#### Required task
Would you return all of this data exactly, leaving nothing out?

#### Excerpts from a figure dataset
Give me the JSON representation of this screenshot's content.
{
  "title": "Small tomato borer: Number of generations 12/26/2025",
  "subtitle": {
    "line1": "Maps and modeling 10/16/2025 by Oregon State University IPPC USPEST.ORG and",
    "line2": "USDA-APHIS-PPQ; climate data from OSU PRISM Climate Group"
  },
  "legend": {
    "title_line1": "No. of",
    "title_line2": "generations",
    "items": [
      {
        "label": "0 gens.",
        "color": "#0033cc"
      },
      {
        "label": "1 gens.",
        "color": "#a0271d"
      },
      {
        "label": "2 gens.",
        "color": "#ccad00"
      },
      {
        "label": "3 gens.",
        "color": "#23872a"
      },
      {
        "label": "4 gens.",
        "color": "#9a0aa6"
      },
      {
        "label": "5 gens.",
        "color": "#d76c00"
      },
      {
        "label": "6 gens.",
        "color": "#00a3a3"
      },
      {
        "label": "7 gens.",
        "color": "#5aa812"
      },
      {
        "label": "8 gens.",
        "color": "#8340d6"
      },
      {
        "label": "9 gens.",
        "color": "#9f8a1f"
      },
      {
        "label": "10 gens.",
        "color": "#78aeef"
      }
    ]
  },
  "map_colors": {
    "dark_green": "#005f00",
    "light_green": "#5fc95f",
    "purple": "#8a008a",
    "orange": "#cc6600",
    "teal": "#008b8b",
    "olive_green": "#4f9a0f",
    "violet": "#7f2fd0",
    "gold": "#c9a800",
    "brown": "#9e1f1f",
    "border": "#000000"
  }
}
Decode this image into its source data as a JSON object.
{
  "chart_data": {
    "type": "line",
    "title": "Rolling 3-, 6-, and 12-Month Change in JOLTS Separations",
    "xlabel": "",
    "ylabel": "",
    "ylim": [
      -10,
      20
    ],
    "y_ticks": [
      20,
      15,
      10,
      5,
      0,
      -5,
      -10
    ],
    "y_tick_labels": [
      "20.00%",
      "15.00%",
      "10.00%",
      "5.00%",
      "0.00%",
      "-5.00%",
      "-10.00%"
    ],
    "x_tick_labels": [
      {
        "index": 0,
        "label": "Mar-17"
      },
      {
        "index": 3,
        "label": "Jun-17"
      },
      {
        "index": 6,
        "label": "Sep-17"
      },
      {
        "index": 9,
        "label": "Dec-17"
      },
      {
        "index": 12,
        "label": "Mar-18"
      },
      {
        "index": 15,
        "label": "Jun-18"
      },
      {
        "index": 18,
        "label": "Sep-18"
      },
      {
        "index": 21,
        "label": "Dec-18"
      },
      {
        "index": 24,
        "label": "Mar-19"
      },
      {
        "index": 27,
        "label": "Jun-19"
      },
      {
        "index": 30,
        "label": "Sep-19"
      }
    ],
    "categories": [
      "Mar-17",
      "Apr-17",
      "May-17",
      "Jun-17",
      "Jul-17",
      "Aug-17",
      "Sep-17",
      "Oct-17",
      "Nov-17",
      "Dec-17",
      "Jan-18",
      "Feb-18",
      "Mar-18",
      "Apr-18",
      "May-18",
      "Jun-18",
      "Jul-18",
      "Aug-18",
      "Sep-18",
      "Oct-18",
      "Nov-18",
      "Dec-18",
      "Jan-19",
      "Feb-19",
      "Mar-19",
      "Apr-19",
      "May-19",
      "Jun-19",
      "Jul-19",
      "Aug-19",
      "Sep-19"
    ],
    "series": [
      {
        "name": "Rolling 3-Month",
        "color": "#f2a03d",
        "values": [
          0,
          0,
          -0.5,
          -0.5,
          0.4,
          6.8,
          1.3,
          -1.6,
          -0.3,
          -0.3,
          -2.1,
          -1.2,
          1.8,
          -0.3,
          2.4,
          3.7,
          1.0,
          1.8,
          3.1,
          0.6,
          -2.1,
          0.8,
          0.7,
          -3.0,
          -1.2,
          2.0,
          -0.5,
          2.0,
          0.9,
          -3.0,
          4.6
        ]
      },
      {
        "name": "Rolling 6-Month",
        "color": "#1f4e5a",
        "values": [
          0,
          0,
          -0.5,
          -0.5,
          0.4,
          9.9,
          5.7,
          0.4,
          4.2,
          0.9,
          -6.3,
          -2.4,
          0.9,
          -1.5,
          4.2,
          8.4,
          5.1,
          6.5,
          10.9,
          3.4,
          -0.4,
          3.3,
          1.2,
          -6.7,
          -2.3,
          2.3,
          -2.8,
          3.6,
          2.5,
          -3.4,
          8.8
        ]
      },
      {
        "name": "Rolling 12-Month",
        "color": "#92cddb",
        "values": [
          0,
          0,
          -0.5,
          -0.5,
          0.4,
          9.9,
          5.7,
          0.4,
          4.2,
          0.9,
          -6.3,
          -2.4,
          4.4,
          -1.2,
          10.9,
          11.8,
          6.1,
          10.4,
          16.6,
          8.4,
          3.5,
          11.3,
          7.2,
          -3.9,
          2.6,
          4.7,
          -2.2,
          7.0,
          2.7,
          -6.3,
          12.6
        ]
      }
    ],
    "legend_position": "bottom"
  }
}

#### Problem solution
Give me the JSON representation of this screenshot's content.
{
  "title": "Small tomato borer: Number of generations 12/26/2025",
  "subtitle": {
    "line1": "Maps and modeling 10/16/2025 by Oregon State University IPPC USPEST.ORG and",
    "line2": "USDA-APHIS-PPQ; climate data from OSU PRISM Climate Group"
  },
  "legend": {
    "title_line1": "No. of",
    "title_line2": "generations",
    "items": [
      {
        "label": "0 gens.",
        "color": "#0033cc"
      },
      {
        "label": "1 gens.",
        "color": "#a0271d"
      },
      {
        "label": "2 gens.",
        "color": "#ccad00"
      },
      {
        "label": "3 gens.",
        "color": "#23872a"
      },
      {
        "label": "4 gens.",
        "color": "#9a0aa6"
      },
      {
        "label": "5 gens.",
        "color": "#d76c00"
      },
      {
        "label": "6 gens.",
        "color": "#00a3a3"
      },
      {
        "label": "7 gens.",
        "color": "#5aa812"
      },
      {
        "label": "8 gens.",
        "color": "#8340d6"
      },
      {
        "label": "9 gens.",
        "color": "#9f8a1f"
      },
      {
        "label": "10 gens.",
        "color": "#78aeef"
      }
    ]
  },
  "map_colors": {
    "dark_green": "#005f00",
    "light_green": "#5fc95f",
    "purple": "#8a008a",
    "orange": "#cc6600",
    "teal": "#008b8b",
    "olive_green": "#4f9a0f",
    "violet": "#7f2fd0",
    "gold": "#c9a800",
    "brown": "#9e1f1f",
    "border": "#000000"
  }
}
Decode this image into its source data as a JSON object.
{
  "chart_data": {
    "type": "line",
    "title": "Rolling 3-, 6-, and 12-Month Change in JOLTS Separations",
    "xlabel": "",
    "ylabel": "",
    "ylim": [
      -10,
      20
    ],
    "y_ticks": [
      20,
      15,
      10,
      5,
      0,
      -5,
      -10
    ],
    "y_tick_labels": [
      "20.00%",
      "15.00%",
      "10.00%",
      "5.00%",
      "0.00%",
      "-5.00%",
      "-10.00%"
    ],
    "x_tick_labels": [
      {
        "index": 0,
        "label": "Mar-17"
      },
      {
        "index": 3,
        "label": "Jun-17"
      },
      {
        "index": 6,
        "label": "Sep-17"
      },
      {
        "index": 9,
        "label": "Dec-17"
      },
      {
        "index": 12,
        "label": "Mar-18"
      },
      {
        "index": 15,
        "label": "Jun-18"
      },
      {
        "index": 18,
        "label": "Sep-18"
      },
      {
        "index": 21,
        "label": "Dec-18"
      },
      {
        "index": 24,
        "label": "Mar-19"
      },
      {
        "index": 27,
        "label": "Jun-19"
      },
      {
        "index": 30,
        "label": "Sep-19"
      }
    ],
    "categories": [
      "Mar-17",
      "Apr-17",
      "May-17",
      "Jun-17",
      "Jul-17",
      "Aug-17",
      "Sep-17",
      "Oct-17",
      "Nov-17",
      "Dec-17",
      "Jan-18",
      "Feb-18",
      "Mar-18",
      "Apr-18",
      "May-18",
      "Jun-18",
      "Jul-18",
      "Aug-18",
      "Sep-18",
      "Oct-18",
      "Nov-18",
      "Dec-18",
      "Jan-19",
      "Feb-19",
      "Mar-19",
      "Apr-19",
      "May-19",
      "Jun-19",
      "Jul-19",
      "Aug-19",
      "Sep-19"
    ],
    "series": [
      {
        "name": "Rolling 3-Month",
        "color": "#f2a03d",
        "values": [
          0,
          0,
          -0.5,
          -0.5,
          0.4,
          6.8,
          1.3,
          -1.6,
          -0.3,
          -0.3,
          -2.1,
          -1.2,
          1.8,
          -0.3,
          2.4,
          3.7,
          1.0,
          1.8,
          3.1,
          0.6,
          -2.1,
          0.8,
          0.7,
          -3.0,
          -1.2,
          2.0,
          -0.5,
          2.0,
          0.9,
          -3.0,
          4.6
        ]
      },
      {
        "name": "Rolling 6-Month",
        "color": "#1f4e5a",
        "values": [
          0,
          0,
          -0.5,
          -0.5,
          0.4,
          9.9,
          5.7,
          0.4,
          4.2,
          0.9,
          -6.3,
          -2.4,
          0.9,
          -1.5,
          4.2,
          8.4,
          5.1,
          6.5,
          10.9,
          3.4,
          -0.4,
          3.3,
          1.2,
          -6.7,
          -2.3,
          2.3,
          -2.8,
          3.6,
          2.5,
          -3.4,
          8.8
        ]
      },
      {
        "name": "Rolling 12-Month",
        "color": "#92cddb",
        "values": [
          0,
          0,
          -0.5,
          -0.5,
          0.4,
          9.9,
          5.7,
          0.4,
          4.2,
          0.9,
          -6.3,
          -2.4,
          4.4,
          -1.2,
          10.9,
          11.8,
          6.1,
          10.4,
          16.6,
          8.4,
          3.5,
          11.3,
          7.2,
          -3.9,
          2.6,
          4.7,
          -2.2,
          7.0,
          2.7,
          -6.3,
          12.6
        ]
      }
    ],
    "legend_position": "bottom"
  }
}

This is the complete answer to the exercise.